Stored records
------------------------------------------------------------
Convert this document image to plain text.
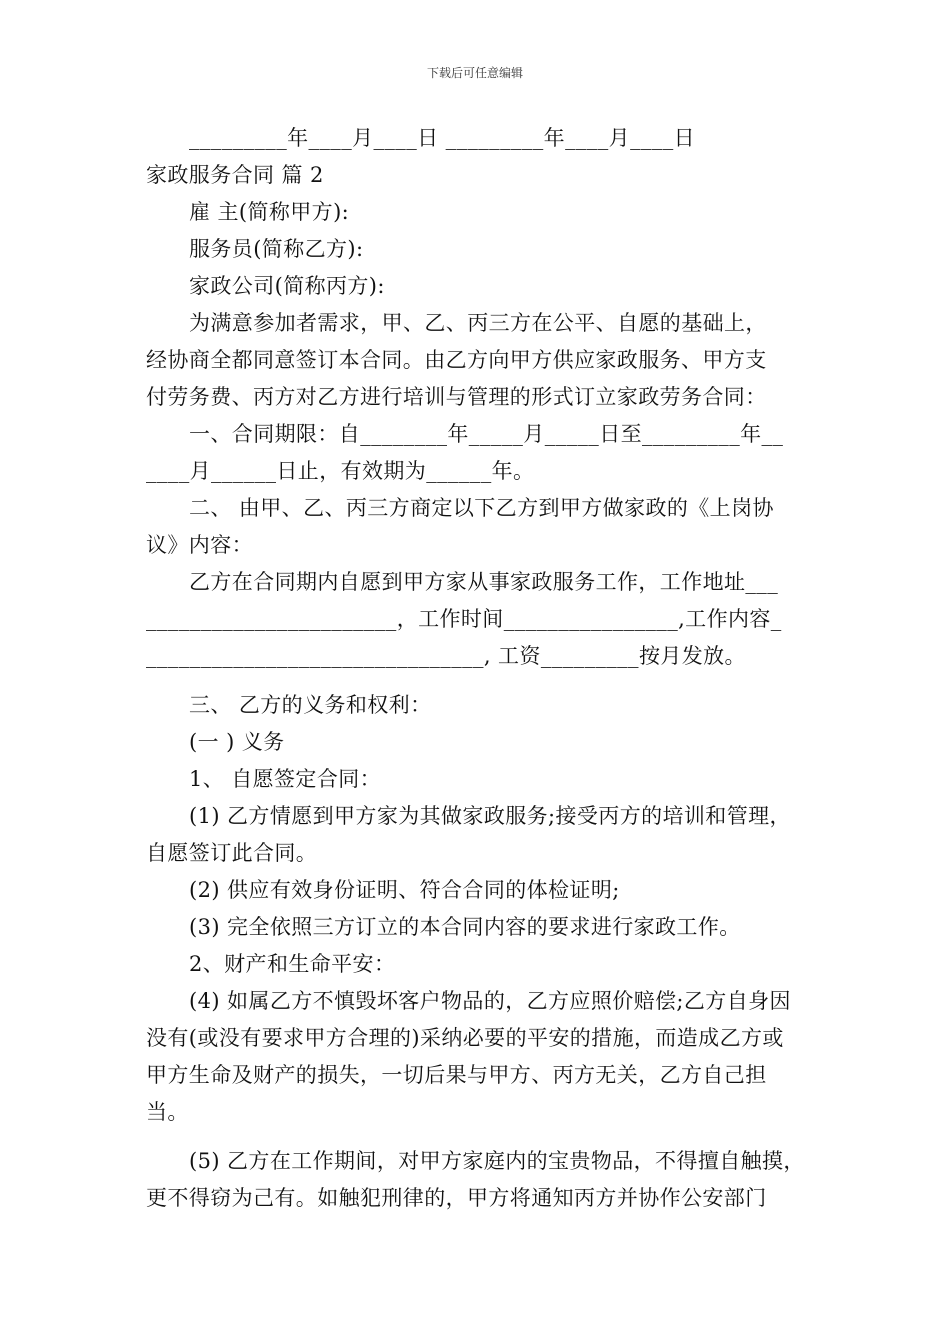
下载后可任意编辑
_________年____月____日 _________年____月____日
家政服务合同 篇 2
雇 主(简称甲方):
服务员(简称乙方):
家政公司(简称丙方):
为满意参加者需求，甲、乙、丙三方在公平、自愿的基础上，
经协商全都同意签订本合同。由乙方向甲方供应家政服务、甲方支
付劳务费、丙方对乙方进行培训与管理的形式订立家政劳务合同：
一、合同期限：自________年_____月_____日至_________年__
____月______日止，有效期为______年。
二、 由甲、乙、丙三方商定以下乙方到甲方做家政的《上岗协
议》内容：
乙方在合同期内自愿到甲方家从事家政服务工作，工作地址___
_______________________，工作时间________________,工作内容_
_______________________________, 工资_________按月发放。
三、 乙方的义务和权利：
(一 ) 义务
1、 自愿签定合同：
(1) 乙方情愿到甲方家为其做家政服务;接受丙方的培训和管理，
自愿签订此合同。
(2) 供应有效身份证明、符合合同的体检证明;
(3) 完全依照三方订立的本合同内容的要求进行家政工作。
2、财产和生命平安：
(4) 如属乙方不慎毁坏客户物品的，乙方应照价赔偿;乙方自身因
没有(或没有要求甲方合理的)采纳必要的平安的措施，而造成乙方或
甲方生命及财产的损失，一切后果与甲方、丙方无关，乙方自己担
当。
(5) 乙方在工作期间，对甲方家庭内的宝贵物品，不得擅自触摸，
更不得窃为己有。如触犯刑律的，甲方将通知丙方并协作公安部门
------------------------------------------------------------
* [Exercise]
Reproduce the records, all of them, word for word; omit the pictures.

* [Answer for this exercise]
Convert this document image to plain text.
下载后可任意编辑
_________年____月____日 _________年____月____日
家政服务合同 篇 2
雇 主(简称甲方):
服务员(简称乙方):
家政公司(简称丙方):
为满意参加者需求，甲、乙、丙三方在公平、自愿的基础上，
经协商全都同意签订本合同。由乙方向甲方供应家政服务、甲方支
付劳务费、丙方对乙方进行培训与管理的形式订立家政劳务合同：
一、合同期限：自________年_____月_____日至_________年__
____月______日止，有效期为______年。
二、 由甲、乙、丙三方商定以下乙方到甲方做家政的《上岗协
议》内容：
乙方在合同期内自愿到甲方家从事家政服务工作，工作地址___
_______________________，工作时间________________,工作内容_
_______________________________, 工资_________按月发放。
三、 乙方的义务和权利：
(一 ) 义务
1、 自愿签定合同：
(1) 乙方情愿到甲方家为其做家政服务;接受丙方的培训和管理，
自愿签订此合同。
(2) 供应有效身份证明、符合合同的体检证明;
(3) 完全依照三方订立的本合同内容的要求进行家政工作。
2、财产和生命平安：
(4) 如属乙方不慎毁坏客户物品的，乙方应照价赔偿;乙方自身因
没有(或没有要求甲方合理的)采纳必要的平安的措施，而造成乙方或
甲方生命及财产的损失，一切后果与甲方、丙方无关，乙方自己担
当。
(5) 乙方在工作期间，对甲方家庭内的宝贵物品，不得擅自触摸，
更不得窃为己有。如触犯刑律的，甲方将通知丙方并协作公安部门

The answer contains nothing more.